------ TEXT PROVIDED ------
What it also has a couple of guys, I like to call them blog evangelists, who knowingly or not, have brought the right kind of attention to the company.
Russell Beattie who recently joined Yahoo has been blogging furiously (much to my annoyance) about Yahoo and its wireless efforts.
In normal course of events, Yahoo would have issued a press release, and many of us would have paid little or no attention. Jeremy
Zawodny is the other
and has helped the company focus on some of the newer social media trends.

Now here’s where Om’s more on target to me. Yahoo seems to do much better than Google in the blogosphere. Jeremy’s been out there for ages, far ahead of Yahoo itself and
helping bring the company into embracing the concept of blogging. The Yahoo Search Blog as I’ve written before is often refreshingly non-corporate. Meanwhile, non-traditional
Google has an oddly stiff corporate blog and keeps its chief personality, GoogleGuy, hidden behind a cloak of anonymity. More on this in my past post:
Jeremy Zawodny: Yahoo Search Blogvangelist.

In an effort to best Google, the company has upped its free email storage to one gigabyte. Yahoo offered desktop search tool, just like Google.

Here, ironically, Yahoo has been playing catch-up. It would still be charging for significant email storage and offering terrible email searching, if it hadn’t been for
Google pushing it forward with Gmail. Desktop search is again an area where Google beat it and redefined how we traditionally thought of desktop search. It could be fast, free
and easy to download and install.

More important, Gmail, Google Desktop and Google Maps are all examples of what I call "pulling a Google," where the company breaks the mold of how we traditionally think a
product should be. Gmail said web based email could give you massive storage and be searchable. Desktop search, I’ve already noted Google changes in that space. Google Maps
made the click and zoom model for maps seem archaic.
------ DATA EXTRACTS ------
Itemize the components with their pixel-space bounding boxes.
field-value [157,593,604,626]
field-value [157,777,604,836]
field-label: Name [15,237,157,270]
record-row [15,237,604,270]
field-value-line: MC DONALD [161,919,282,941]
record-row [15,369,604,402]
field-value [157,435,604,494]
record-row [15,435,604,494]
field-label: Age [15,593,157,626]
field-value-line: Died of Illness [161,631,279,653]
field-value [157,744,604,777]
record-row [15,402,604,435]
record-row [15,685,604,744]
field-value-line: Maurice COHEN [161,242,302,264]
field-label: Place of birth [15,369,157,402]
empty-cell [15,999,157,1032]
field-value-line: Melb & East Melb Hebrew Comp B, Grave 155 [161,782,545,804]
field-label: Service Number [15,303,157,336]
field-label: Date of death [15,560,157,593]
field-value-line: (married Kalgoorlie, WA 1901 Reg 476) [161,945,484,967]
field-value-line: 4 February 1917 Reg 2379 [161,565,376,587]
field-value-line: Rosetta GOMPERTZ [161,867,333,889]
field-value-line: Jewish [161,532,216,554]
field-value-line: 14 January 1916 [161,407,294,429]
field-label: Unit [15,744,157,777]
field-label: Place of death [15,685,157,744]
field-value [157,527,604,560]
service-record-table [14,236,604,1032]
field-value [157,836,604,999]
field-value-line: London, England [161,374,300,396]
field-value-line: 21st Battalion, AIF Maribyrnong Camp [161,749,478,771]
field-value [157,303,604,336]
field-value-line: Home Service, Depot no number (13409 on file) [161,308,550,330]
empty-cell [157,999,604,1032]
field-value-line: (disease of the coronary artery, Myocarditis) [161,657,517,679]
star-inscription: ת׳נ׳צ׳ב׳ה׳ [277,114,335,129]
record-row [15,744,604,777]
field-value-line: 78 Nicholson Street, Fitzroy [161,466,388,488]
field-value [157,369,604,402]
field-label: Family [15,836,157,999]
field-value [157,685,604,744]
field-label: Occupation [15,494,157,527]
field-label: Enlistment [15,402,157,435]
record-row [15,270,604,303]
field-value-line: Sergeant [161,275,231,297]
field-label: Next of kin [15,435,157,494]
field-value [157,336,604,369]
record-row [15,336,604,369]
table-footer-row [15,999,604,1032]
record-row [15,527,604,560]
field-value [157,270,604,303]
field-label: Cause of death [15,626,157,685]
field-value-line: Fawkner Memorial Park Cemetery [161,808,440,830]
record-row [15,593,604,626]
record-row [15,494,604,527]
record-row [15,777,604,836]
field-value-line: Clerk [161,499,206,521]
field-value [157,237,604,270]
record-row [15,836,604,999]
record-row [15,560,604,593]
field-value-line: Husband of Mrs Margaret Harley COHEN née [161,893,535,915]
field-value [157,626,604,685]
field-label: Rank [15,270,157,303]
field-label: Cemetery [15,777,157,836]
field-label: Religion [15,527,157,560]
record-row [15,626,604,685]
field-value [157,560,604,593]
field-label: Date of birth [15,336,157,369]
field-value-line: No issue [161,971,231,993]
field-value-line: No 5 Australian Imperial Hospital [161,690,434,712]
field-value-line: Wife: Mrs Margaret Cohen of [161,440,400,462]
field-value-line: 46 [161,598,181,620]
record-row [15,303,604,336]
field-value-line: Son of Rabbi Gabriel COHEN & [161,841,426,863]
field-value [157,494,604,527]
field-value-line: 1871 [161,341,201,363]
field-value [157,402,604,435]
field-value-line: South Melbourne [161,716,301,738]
------
EXERCISE PROMPT. Translate this sentence from the text about Yahoo and Google into Spanish: "Gmail said web based email could give you massive storage and be searchable."

WORKED SOLUTION. Gmail dijo que el correo electrónico basado en la web podía ofrecerte un almacenamiento enorme y permitir hacer búsquedas.